Supplied information: Begin
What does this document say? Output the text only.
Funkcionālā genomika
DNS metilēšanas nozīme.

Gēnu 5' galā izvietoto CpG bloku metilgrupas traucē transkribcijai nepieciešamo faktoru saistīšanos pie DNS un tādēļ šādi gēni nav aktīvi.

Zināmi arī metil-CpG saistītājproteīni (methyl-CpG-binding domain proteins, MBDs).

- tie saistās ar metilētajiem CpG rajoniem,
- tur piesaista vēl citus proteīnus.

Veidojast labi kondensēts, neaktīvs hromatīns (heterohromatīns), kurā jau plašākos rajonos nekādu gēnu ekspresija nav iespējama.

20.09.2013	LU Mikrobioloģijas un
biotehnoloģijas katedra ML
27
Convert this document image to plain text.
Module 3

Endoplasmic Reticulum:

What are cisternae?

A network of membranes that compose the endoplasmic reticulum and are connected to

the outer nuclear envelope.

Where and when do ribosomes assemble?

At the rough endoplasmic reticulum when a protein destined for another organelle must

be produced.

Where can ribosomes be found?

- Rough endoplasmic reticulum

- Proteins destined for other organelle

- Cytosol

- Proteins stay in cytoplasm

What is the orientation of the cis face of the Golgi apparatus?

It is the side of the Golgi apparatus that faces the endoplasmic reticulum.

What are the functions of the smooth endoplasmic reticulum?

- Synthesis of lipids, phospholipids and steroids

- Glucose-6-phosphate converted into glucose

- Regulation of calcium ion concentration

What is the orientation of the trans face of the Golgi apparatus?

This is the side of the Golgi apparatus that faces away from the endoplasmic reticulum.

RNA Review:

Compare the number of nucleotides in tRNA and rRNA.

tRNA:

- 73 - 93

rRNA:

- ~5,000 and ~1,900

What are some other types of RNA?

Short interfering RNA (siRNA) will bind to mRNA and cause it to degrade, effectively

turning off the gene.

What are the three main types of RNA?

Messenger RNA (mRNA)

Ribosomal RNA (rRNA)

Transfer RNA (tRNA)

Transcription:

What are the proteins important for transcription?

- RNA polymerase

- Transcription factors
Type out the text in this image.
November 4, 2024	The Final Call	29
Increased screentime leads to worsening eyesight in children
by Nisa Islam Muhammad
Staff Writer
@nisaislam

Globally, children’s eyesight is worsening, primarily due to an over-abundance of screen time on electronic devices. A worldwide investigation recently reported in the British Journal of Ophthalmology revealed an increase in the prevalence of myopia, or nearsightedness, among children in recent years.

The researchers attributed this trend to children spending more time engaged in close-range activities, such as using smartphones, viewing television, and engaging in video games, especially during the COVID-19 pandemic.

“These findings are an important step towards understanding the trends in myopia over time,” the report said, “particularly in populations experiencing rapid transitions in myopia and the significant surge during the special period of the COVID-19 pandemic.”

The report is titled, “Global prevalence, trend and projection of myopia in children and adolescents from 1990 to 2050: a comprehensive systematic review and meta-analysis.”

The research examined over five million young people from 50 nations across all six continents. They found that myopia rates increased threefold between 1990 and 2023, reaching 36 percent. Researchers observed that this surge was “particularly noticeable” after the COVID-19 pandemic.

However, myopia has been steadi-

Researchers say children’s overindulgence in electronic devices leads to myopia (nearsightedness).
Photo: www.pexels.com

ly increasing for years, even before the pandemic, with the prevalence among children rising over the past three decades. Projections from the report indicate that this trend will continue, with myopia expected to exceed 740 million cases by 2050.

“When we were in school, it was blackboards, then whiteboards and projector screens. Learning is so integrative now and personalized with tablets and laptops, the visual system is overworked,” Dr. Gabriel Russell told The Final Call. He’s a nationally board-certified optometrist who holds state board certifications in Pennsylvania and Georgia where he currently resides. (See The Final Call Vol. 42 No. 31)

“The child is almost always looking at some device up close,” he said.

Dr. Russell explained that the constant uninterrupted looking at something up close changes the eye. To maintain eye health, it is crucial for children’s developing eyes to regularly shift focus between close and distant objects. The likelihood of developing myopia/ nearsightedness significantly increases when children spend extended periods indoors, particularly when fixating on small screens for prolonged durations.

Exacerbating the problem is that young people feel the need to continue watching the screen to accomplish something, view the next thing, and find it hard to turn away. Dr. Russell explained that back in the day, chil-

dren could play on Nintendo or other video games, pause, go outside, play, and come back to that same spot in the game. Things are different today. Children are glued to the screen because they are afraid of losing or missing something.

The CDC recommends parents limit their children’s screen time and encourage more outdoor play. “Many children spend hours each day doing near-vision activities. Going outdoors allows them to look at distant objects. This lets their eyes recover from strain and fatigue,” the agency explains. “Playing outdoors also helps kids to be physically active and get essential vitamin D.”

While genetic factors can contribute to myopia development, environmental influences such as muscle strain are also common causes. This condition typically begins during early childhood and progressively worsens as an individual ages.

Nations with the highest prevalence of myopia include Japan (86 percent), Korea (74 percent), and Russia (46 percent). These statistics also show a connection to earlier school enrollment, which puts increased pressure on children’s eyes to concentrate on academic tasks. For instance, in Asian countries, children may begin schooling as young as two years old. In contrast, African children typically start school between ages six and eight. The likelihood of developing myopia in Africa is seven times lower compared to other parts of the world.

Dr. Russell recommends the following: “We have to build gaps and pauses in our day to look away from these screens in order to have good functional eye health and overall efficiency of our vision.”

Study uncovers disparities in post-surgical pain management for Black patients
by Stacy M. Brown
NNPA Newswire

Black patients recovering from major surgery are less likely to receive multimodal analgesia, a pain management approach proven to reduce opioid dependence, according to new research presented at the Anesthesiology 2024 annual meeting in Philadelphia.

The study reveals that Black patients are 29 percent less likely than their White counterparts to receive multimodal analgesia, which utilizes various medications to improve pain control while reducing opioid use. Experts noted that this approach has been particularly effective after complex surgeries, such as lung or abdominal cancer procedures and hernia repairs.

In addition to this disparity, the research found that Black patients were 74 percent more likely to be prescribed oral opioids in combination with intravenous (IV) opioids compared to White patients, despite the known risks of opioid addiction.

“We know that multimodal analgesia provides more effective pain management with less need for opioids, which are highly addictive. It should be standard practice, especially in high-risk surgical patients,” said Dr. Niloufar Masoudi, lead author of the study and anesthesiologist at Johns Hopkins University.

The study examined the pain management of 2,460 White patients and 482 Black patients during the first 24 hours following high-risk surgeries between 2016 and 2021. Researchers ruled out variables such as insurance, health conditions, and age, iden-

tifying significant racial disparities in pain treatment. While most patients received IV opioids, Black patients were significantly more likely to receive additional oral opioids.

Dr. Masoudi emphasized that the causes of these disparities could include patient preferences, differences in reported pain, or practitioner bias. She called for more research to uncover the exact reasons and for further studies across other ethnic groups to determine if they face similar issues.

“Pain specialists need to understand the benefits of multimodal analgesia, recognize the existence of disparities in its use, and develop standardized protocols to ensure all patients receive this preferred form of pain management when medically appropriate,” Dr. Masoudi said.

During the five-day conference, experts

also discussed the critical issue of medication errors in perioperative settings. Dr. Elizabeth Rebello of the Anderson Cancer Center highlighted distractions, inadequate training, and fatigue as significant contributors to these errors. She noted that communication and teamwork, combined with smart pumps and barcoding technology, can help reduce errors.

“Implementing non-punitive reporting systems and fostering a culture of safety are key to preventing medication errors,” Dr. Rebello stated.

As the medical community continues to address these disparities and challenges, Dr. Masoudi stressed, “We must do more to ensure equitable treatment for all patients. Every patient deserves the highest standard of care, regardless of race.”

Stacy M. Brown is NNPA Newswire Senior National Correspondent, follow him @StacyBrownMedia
Supplied information: End
Work request:
The expected response is every record, reproduced word for word.

Answer for this exercise:
What does this document say? Output the text only.
Funkcionālā genomika
DNS metilēšanas nozīme.

Gēnu 5' galā izvietoto CpG bloku metilgrupas traucē transkribcijai nepieciešamo faktoru saistīšanos pie DNS un tādēļ šādi gēni nav aktīvi.

Zināmi arī metil-CpG saistītājproteīni (methyl-CpG-binding domain proteins, MBDs).

- tie saistās ar metilētajiem CpG rajoniem,
- tur piesaista vēl citus proteīnus.

Veidojast labi kondensēts, neaktīvs hromatīns (heterohromatīns), kurā jau plašākos rajonos nekādu gēnu ekspresija nav iespējama.

20.09.2013	LU Mikrobioloģijas un
biotehnoloģijas katedra ML
27
Convert this document image to plain text.
Module 3

Endoplasmic Reticulum:

What are cisternae?

A network of membranes that compose the endoplasmic reticulum and are connected to

the outer nuclear envelope.

Where and when do ribosomes assemble?

At the rough endoplasmic reticulum when a protein destined for another organelle must

be produced.

Where can ribosomes be found?

- Rough endoplasmic reticulum

- Proteins destined for other organelle

- Cytosol

- Proteins stay in cytoplasm

What is the orientation of the cis face of the Golgi apparatus?

It is the side of the Golgi apparatus that faces the endoplasmic reticulum.

What are the functions of the smooth endoplasmic reticulum?

- Synthesis of lipids, phospholipids and steroids

- Glucose-6-phosphate converted into glucose

- Regulation of calcium ion concentration

What is the orientation of the trans face of the Golgi apparatus?

This is the side of the Golgi apparatus that faces away from the endoplasmic reticulum.

RNA Review:

Compare the number of nucleotides in tRNA and rRNA.

tRNA:

- 73 - 93

rRNA:

- ~5,000 and ~1,900

What are some other types of RNA?

Short interfering RNA (siRNA) will bind to mRNA and cause it to degrade, effectively

turning off the gene.

What are the three main types of RNA?

Messenger RNA (mRNA)

Ribosomal RNA (rRNA)

Transfer RNA (tRNA)

Transcription:

What are the proteins important for transcription?

- RNA polymerase

- Transcription factors
Type out the text in this image.
November 4, 2024	The Final Call	29
Increased screentime leads to worsening eyesight in children
by Nisa Islam Muhammad
Staff Writer
@nisaislam

Globally, children’s eyesight is worsening, primarily due to an over-abundance of screen time on electronic devices. A worldwide investigation recently reported in the British Journal of Ophthalmology revealed an increase in the prevalence of myopia, or nearsightedness, among children in recent years.

The researchers attributed this trend to children spending more time engaged in close-range activities, such as using smartphones, viewing television, and engaging in video games, especially during the COVID-19 pandemic.

“These findings are an important step towards understanding the trends in myopia over time,” the report said, “particularly in populations experiencing rapid transitions in myopia and the significant surge during the special period of the COVID-19 pandemic.”

The report is titled, “Global prevalence, trend and projection of myopia in children and adolescents from 1990 to 2050: a comprehensive systematic review and meta-analysis.”

The research examined over five million young people from 50 nations across all six continents. They found that myopia rates increased threefold between 1990 and 2023, reaching 36 percent. Researchers observed that this surge was “particularly noticeable” after the COVID-19 pandemic.

However, myopia has been steadi-

Researchers say children’s overindulgence in electronic devices leads to myopia (nearsightedness).
Photo: www.pexels.com

ly increasing for years, even before the pandemic, with the prevalence among children rising over the past three decades. Projections from the report indicate that this trend will continue, with myopia expected to exceed 740 million cases by 2050.

“When we were in school, it was blackboards, then whiteboards and projector screens. Learning is so integrative now and personalized with tablets and laptops, the visual system is overworked,” Dr. Gabriel Russell told The Final Call. He’s a nationally board-certified optometrist who holds state board certifications in Pennsylvania and Georgia where he currently resides. (See The Final Call Vol. 42 No. 31)

“The child is almost always looking at some device up close,” he said.

Dr. Russell explained that the constant uninterrupted looking at something up close changes the eye. To maintain eye health, it is crucial for children’s developing eyes to regularly shift focus between close and distant objects. The likelihood of developing myopia/ nearsightedness significantly increases when children spend extended periods indoors, particularly when fixating on small screens for prolonged durations.

Exacerbating the problem is that young people feel the need to continue watching the screen to accomplish something, view the next thing, and find it hard to turn away. Dr. Russell explained that back in the day, chil-

dren could play on Nintendo or other video games, pause, go outside, play, and come back to that same spot in the game. Things are different today. Children are glued to the screen because they are afraid of losing or missing something.

The CDC recommends parents limit their children’s screen time and encourage more outdoor play. “Many children spend hours each day doing near-vision activities. Going outdoors allows them to look at distant objects. This lets their eyes recover from strain and fatigue,” the agency explains. “Playing outdoors also helps kids to be physically active and get essential vitamin D.”

While genetic factors can contribute to myopia development, environmental influences such as muscle strain are also common causes. This condition typically begins during early childhood and progressively worsens as an individual ages.

Nations with the highest prevalence of myopia include Japan (86 percent), Korea (74 percent), and Russia (46 percent). These statistics also show a connection to earlier school enrollment, which puts increased pressure on children’s eyes to concentrate on academic tasks. For instance, in Asian countries, children may begin schooling as young as two years old. In contrast, African children typically start school between ages six and eight. The likelihood of developing myopia in Africa is seven times lower compared to other parts of the world.

Dr. Russell recommends the following: “We have to build gaps and pauses in our day to look away from these screens in order to have good functional eye health and overall efficiency of our vision.”

Study uncovers disparities in post-surgical pain management for Black patients
by Stacy M. Brown
NNPA Newswire

Black patients recovering from major surgery are less likely to receive multimodal analgesia, a pain management approach proven to reduce opioid dependence, according to new research presented at the Anesthesiology 2024 annual meeting in Philadelphia.

The study reveals that Black patients are 29 percent less likely than their White counterparts to receive multimodal analgesia, which utilizes various medications to improve pain control while reducing opioid use. Experts noted that this approach has been particularly effective after complex surgeries, such as lung or abdominal cancer procedures and hernia repairs.

In addition to this disparity, the research found that Black patients were 74 percent more likely to be prescribed oral opioids in combination with intravenous (IV) opioids compared to White patients, despite the known risks of opioid addiction.

“We know that multimodal analgesia provides more effective pain management with less need for opioids, which are highly addictive. It should be standard practice, especially in high-risk surgical patients,” said Dr. Niloufar Masoudi, lead author of the study and anesthesiologist at Johns Hopkins University.

The study examined the pain management of 2,460 White patients and 482 Black patients during the first 24 hours following high-risk surgeries between 2016 and 2021. Researchers ruled out variables such as insurance, health conditions, and age, iden-

tifying significant racial disparities in pain treatment. While most patients received IV opioids, Black patients were significantly more likely to receive additional oral opioids.

Dr. Masoudi emphasized that the causes of these disparities could include patient preferences, differences in reported pain, or practitioner bias. She called for more research to uncover the exact reasons and for further studies across other ethnic groups to determine if they face similar issues.

“Pain specialists need to understand the benefits of multimodal analgesia, recognize the existence of disparities in its use, and develop standardized protocols to ensure all patients receive this preferred form of pain management when medically appropriate,” Dr. Masoudi said.

During the five-day conference, experts

also discussed the critical issue of medication errors in perioperative settings. Dr. Elizabeth Rebello of the Anderson Cancer Center highlighted distractions, inadequate training, and fatigue as significant contributors to these errors. She noted that communication and teamwork, combined with smart pumps and barcoding technology, can help reduce errors.

“Implementing non-punitive reporting systems and fostering a culture of safety are key to preventing medication errors,” Dr. Rebello stated.

As the medical community continues to address these disparities and challenges, Dr. Masoudi stressed, “We must do more to ensure equitable treatment for all patients. Every patient deserves the highest standard of care, regardless of race.”

Stacy M. Brown is NNPA Newswire Senior National Correspondent, follow him @StacyBrownMedia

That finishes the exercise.